**GIVEN ENTRIES:**
_ _ _
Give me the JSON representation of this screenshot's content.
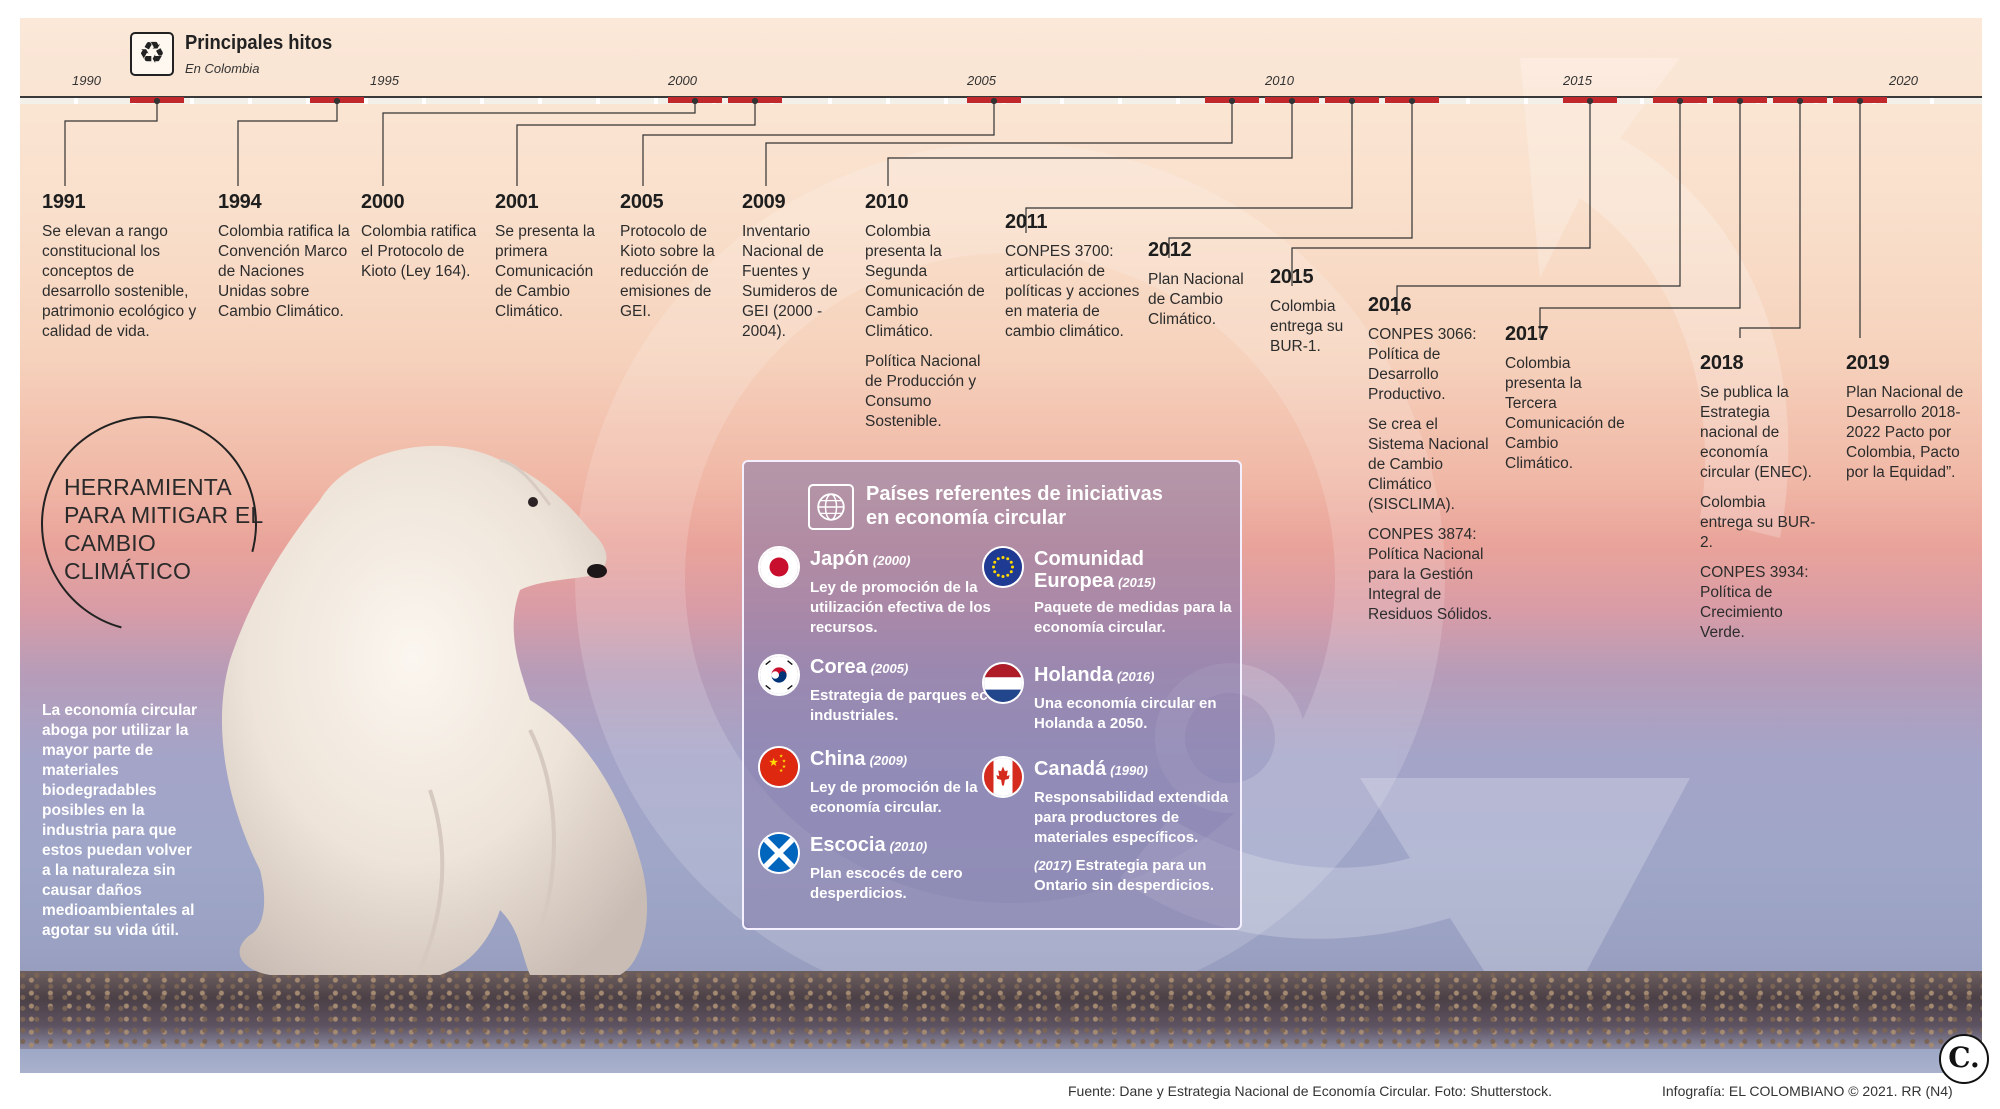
{
  "header": {
    "title": "Principales hitos",
    "subtitle": "En Colombia",
    "icon": "recycle-icon"
  },
  "axis_years": [
    "1990",
    "1995",
    "2000",
    "2005",
    "2010",
    "2015",
    "2020"
  ],
  "milestones": [
    {
      "year": "1991",
      "desc": [
        "Se elevan a rango constitucional los conceptos de desarrollo sostenible, patrimonio ecológico y calidad de vida."
      ]
    },
    {
      "year": "1994",
      "desc": [
        "Colombia ratifica la Convención Marco de Naciones Unidas sobre Cambio Climático."
      ]
    },
    {
      "year": "2000",
      "desc": [
        "Colombia ratifica el Protocolo de Kioto (Ley 164)."
      ]
    },
    {
      "year": "2001",
      "desc": [
        "Se presenta la primera Comunicación de Cambio Climático."
      ]
    },
    {
      "year": "2005",
      "desc": [
        "Protocolo de Kioto sobre la reducción de emisiones de GEI."
      ]
    },
    {
      "year": "2009",
      "desc": [
        "Inventario Nacional de Fuentes y Sumideros de GEI (2000 - 2004)."
      ]
    },
    {
      "year": "2010",
      "desc": [
        "Colombia presenta la Segunda Comunicación de Cambio Climático.",
        "Política Nacional de Producción y Consumo Sostenible."
      ]
    },
    {
      "year": "2011",
      "desc": [
        "CONPES 3700: articulación de políticas y acciones en materia de cambio climático."
      ]
    },
    {
      "year": "2012",
      "desc": [
        "Plan Nacional de Cambio Climático."
      ]
    },
    {
      "year": "2015",
      "desc": [
        "Colombia entrega su BUR-1."
      ]
    },
    {
      "year": "2016",
      "desc": [
        "CONPES 3066: Política de Desarrollo Productivo.",
        "Se crea el Sistema Nacional de Cambio Climático (SISCLIMA).",
        "CONPES 3874: Política Nacional para la Gestión Integral de Residuos Sólidos."
      ]
    },
    {
      "year": "2017",
      "desc": [
        "Colombia presenta la Tercera Comunicación de Cambio Climático."
      ]
    },
    {
      "year": "2018",
      "desc": [
        "Se publica la Estrategia nacional de economía circular (ENEC).",
        "Colombia entrega su BUR-2.",
        "CONPES 3934: Política de Crecimiento Verde."
      ]
    },
    {
      "year": "2019",
      "desc": [
        "Plan Nacional de Desarrollo 2018-2022 Pacto por Colombia, Pacto por la Equidad”."
      ]
    }
  ],
  "side": {
    "tool_title": "HERRAMIENTA PARA MITIGAR EL CAMBIO CLIMÁTICO",
    "note": "La economía circular aboga por utilizar la mayor parte de materiales biodegradables posibles en la industria para que estos puedan volver a la naturaleza sin causar daños medioambientales al agotar su vida útil."
  },
  "countries_box": {
    "title": "Países referentes de iniciativas en economía circular",
    "icon": "globe-icon",
    "countries": [
      {
        "name": "Japón",
        "year": "(2000)",
        "desc": "Ley de promoción de la utilización efectiva de los recursos.",
        "flag": "japan-flag-icon"
      },
      {
        "name": "Comunidad Europea",
        "year": "(2015)",
        "desc": "Paquete de medidas para la economía circular.",
        "flag": "eu-flag-icon"
      },
      {
        "name": "Corea",
        "year": "(2005)",
        "desc": "Estrategia de parques eco-industriales.",
        "flag": "korea-flag-icon"
      },
      {
        "name": "Holanda",
        "year": "(2016)",
        "desc": "Una economía circular en Holanda a 2050.",
        "flag": "netherlands-flag-icon"
      },
      {
        "name": "China",
        "year": "(2009)",
        "desc": "Ley de promoción de la economía circular.",
        "flag": "china-flag-icon"
      },
      {
        "name": "Canadá",
        "year": "(1990)",
        "desc": "Responsabilidad extendida para productores de materiales específicos.",
        "desc2_year": "(2017)",
        "desc2": "Estrategia para un Ontario sin desperdicios.",
        "flag": "canada-flag-icon"
      },
      {
        "name": "Escocia",
        "year": "(2010)",
        "desc": "Plan escocés de cero desperdicios.",
        "flag": "scotland-flag-icon"
      }
    ]
  },
  "footer": {
    "source": "Fuente: Dane y Estrategia Nacional de Economía Circular. Foto: Shutterstock.",
    "credit": "Infografía: EL COLOMBIANO © 2021. RR (N4)",
    "logo": "C."
  },
  "colors": {
    "tick_red": "#c0282b",
    "box_fill": "#8478aa",
    "sky_top": "#fbe8d8",
    "sky_mid": "#e9a39a",
    "sky_bottom": "#9aa1c2"
  }
}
_ _ _
Copy every line from the records above that contains the word "Estrategia".

        "Se publica la Estrategia nacional de economía circular (ENEC).",
        "desc": "Estrategia de parques eco-industriales.",
        "desc2": "Estrategia para un Ontario sin desperdicios.",
    "source": "Fuente: Dane y Estrategia Nacional de Economía Circular. Foto: Shutterstock.",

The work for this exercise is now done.